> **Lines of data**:
++++++++++++++++++++

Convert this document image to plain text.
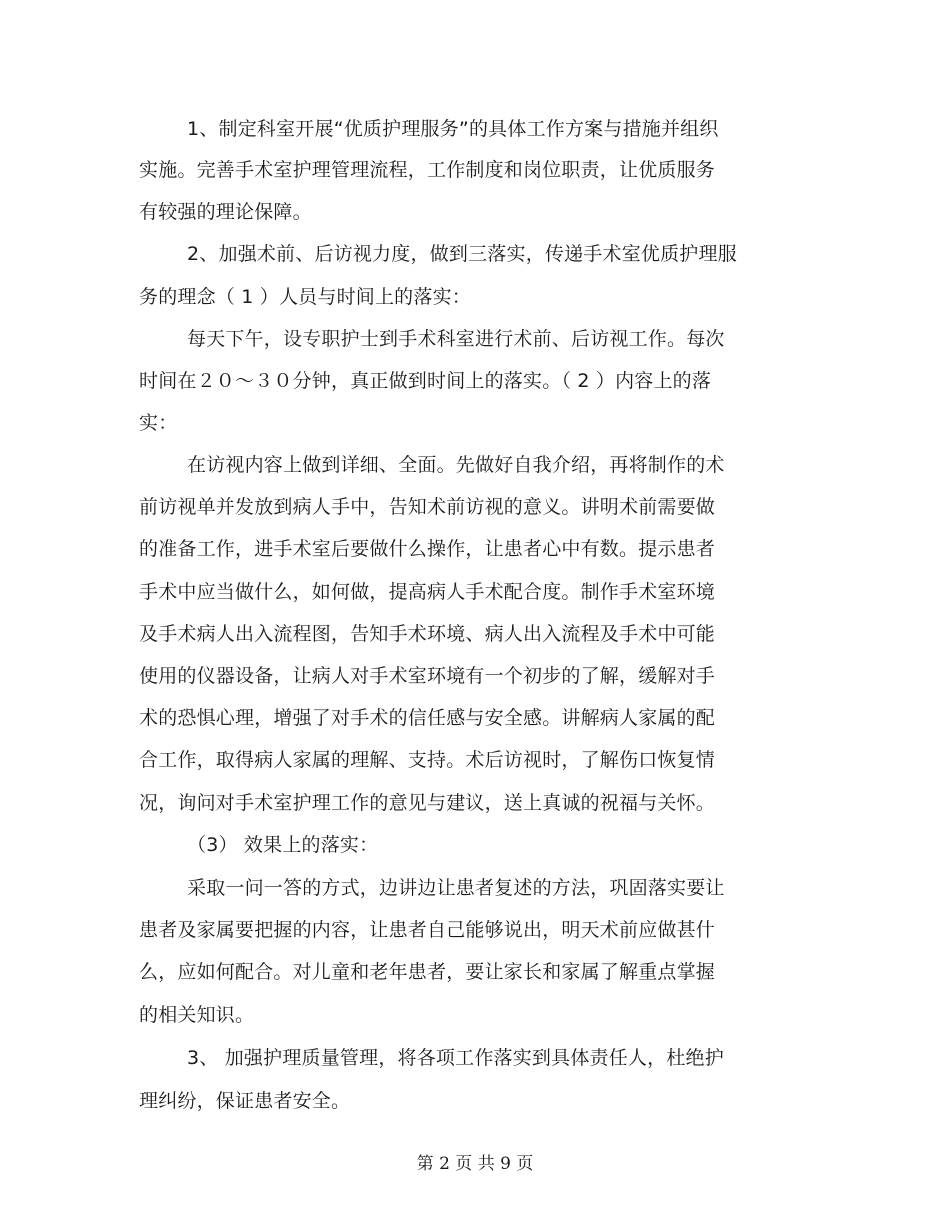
1、制定科室开展“优质护理服务”的具体工作方案与措施并组织
实施。完善手术室护理管理流程，工作制度和岗位职责，让优质服务
有较强的理论保障。
2、加强术前、后访视力度，做到三落实，传递手术室优质护理服
务的理念（ 1 ）人员与时间上的落实：
每天下午，设专职护士到手术科室进行术前、后访视工作。每次
时间在２０～３０分钟，真正做到时间上的落实。（ 2 ）内容上的落
实：
在访视内容上做到详细、全面。先做好自我介绍，再将制作的术
前访视单并发放到病人手中，告知术前访视的意义。讲明术前需要做
的准备工作，进手术室后要做什么操作，让患者心中有数。提示患者
手术中应当做什么，如何做，提高病人手术配合度。制作手术室环境
及手术病人出入流程图，告知手术环境、病人出入流程及手术中可能
使用的仪器设备，让病人对手术室环境有一个初步的了解，缓解对手
术的恐惧心理，增强了对手术的信任感与安全感。讲解病人家属的配
合工作，取得病人家属的理解、支持。术后访视时，了解伤口恢复情
况，询问对手术室护理工作的意见与建议，送上真诚的祝福与关怀。
（3） 效果上的落实：
采取一问一答的方式，边讲边让患者复述的方法，巩固落实要让
患者及家属要把握的内容，让患者自己能够说出，明天术前应做甚什
么，应如何配合。对儿童和老年患者，要让家长和家属了解重点掌握
的相关知识。
3、 加强护理质量管理，将各项工作落实到具体责任人，杜绝护
理纠纷，保证患者安全。
第 2 页 共 9 页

++++++++++++++++++++

> **Objective**: Keep every word of the data as it is when you write it out, but drop the pictures.

> **Exercise response**:
Convert this document image to plain text.
1、制定科室开展“优质护理服务”的具体工作方案与措施并组织
实施。完善手术室护理管理流程，工作制度和岗位职责，让优质服务
有较强的理论保障。
2、加强术前、后访视力度，做到三落实，传递手术室优质护理服
务的理念（ 1 ）人员与时间上的落实：
每天下午，设专职护士到手术科室进行术前、后访视工作。每次
时间在２０～３０分钟，真正做到时间上的落实。（ 2 ）内容上的落
实：
在访视内容上做到详细、全面。先做好自我介绍，再将制作的术
前访视单并发放到病人手中，告知术前访视的意义。讲明术前需要做
的准备工作，进手术室后要做什么操作，让患者心中有数。提示患者
手术中应当做什么，如何做，提高病人手术配合度。制作手术室环境
及手术病人出入流程图，告知手术环境、病人出入流程及手术中可能
使用的仪器设备，让病人对手术室环境有一个初步的了解，缓解对手
术的恐惧心理，增强了对手术的信任感与安全感。讲解病人家属的配
合工作，取得病人家属的理解、支持。术后访视时，了解伤口恢复情
况，询问对手术室护理工作的意见与建议，送上真诚的祝福与关怀。
（3） 效果上的落实：
采取一问一答的方式，边讲边让患者复述的方法，巩固落实要让
患者及家属要把握的内容，让患者自己能够说出，明天术前应做甚什
么，应如何配合。对儿童和老年患者，要让家长和家属了解重点掌握
的相关知识。
3、 加强护理质量管理，将各项工作落实到具体责任人，杜绝护
理纠纷，保证患者安全。
第 2 页 共 9 页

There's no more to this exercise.